*THE TASK:* Below is a block of data; give all of it again word for word.

** BEGIN **

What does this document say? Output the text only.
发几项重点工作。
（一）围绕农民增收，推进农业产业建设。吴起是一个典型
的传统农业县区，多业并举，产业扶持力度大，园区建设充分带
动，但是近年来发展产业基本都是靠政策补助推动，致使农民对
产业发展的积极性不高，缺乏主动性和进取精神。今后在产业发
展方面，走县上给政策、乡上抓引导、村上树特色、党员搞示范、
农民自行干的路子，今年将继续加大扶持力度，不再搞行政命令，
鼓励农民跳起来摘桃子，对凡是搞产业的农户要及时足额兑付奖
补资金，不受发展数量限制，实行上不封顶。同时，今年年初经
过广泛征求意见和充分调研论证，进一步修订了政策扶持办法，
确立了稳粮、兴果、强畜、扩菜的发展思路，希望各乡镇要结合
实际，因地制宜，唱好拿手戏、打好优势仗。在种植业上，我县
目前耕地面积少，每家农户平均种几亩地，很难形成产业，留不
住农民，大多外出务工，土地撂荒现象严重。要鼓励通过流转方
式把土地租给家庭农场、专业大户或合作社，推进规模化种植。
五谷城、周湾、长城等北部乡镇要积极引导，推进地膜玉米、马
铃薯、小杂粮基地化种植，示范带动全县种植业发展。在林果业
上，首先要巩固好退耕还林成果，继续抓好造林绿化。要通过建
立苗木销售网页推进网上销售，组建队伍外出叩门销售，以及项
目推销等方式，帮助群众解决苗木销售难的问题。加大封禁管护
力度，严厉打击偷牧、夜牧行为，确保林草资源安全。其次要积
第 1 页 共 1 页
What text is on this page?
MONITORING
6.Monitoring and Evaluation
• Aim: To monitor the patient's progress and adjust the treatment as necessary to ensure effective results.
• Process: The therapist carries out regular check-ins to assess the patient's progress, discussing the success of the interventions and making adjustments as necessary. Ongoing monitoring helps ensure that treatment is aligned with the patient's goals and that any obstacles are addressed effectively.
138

** END **

*FINAL RESULT:*
What does this document say? Output the text only.
发几项重点工作。
（一）围绕农民增收，推进农业产业建设。吴起是一个典型
的传统农业县区，多业并举，产业扶持力度大，园区建设充分带
动，但是近年来发展产业基本都是靠政策补助推动，致使农民对
产业发展的积极性不高，缺乏主动性和进取精神。今后在产业发
展方面，走县上给政策、乡上抓引导、村上树特色、党员搞示范、
农民自行干的路子，今年将继续加大扶持力度，不再搞行政命令，
鼓励农民跳起来摘桃子，对凡是搞产业的农户要及时足额兑付奖
补资金，不受发展数量限制，实行上不封顶。同时，今年年初经
过广泛征求意见和充分调研论证，进一步修订了政策扶持办法，
确立了稳粮、兴果、强畜、扩菜的发展思路，希望各乡镇要结合
实际，因地制宜，唱好拿手戏、打好优势仗。在种植业上，我县
目前耕地面积少，每家农户平均种几亩地，很难形成产业，留不
住农民，大多外出务工，土地撂荒现象严重。要鼓励通过流转方
式把土地租给家庭农场、专业大户或合作社，推进规模化种植。
五谷城、周湾、长城等北部乡镇要积极引导，推进地膜玉米、马
铃薯、小杂粮基地化种植，示范带动全县种植业发展。在林果业
上，首先要巩固好退耕还林成果，继续抓好造林绿化。要通过建
立苗木销售网页推进网上销售，组建队伍外出叩门销售，以及项
目推销等方式，帮助群众解决苗木销售难的问题。加大封禁管护
力度，严厉打击偷牧、夜牧行为，确保林草资源安全。其次要积
第 1 页 共 1 页
What text is on this page?
MONITORING
6.Monitoring and Evaluation
• Aim: To monitor the patient's progress and adjust the treatment as necessary to ensure effective results.
• Process: The therapist carries out regular check-ins to assess the patient's progress, discussing the success of the interventions and making adjustments as necessary. Ongoing monitoring helps ensure that treatment is aligned with the patient's goals and that any obstacles are addressed effectively.
138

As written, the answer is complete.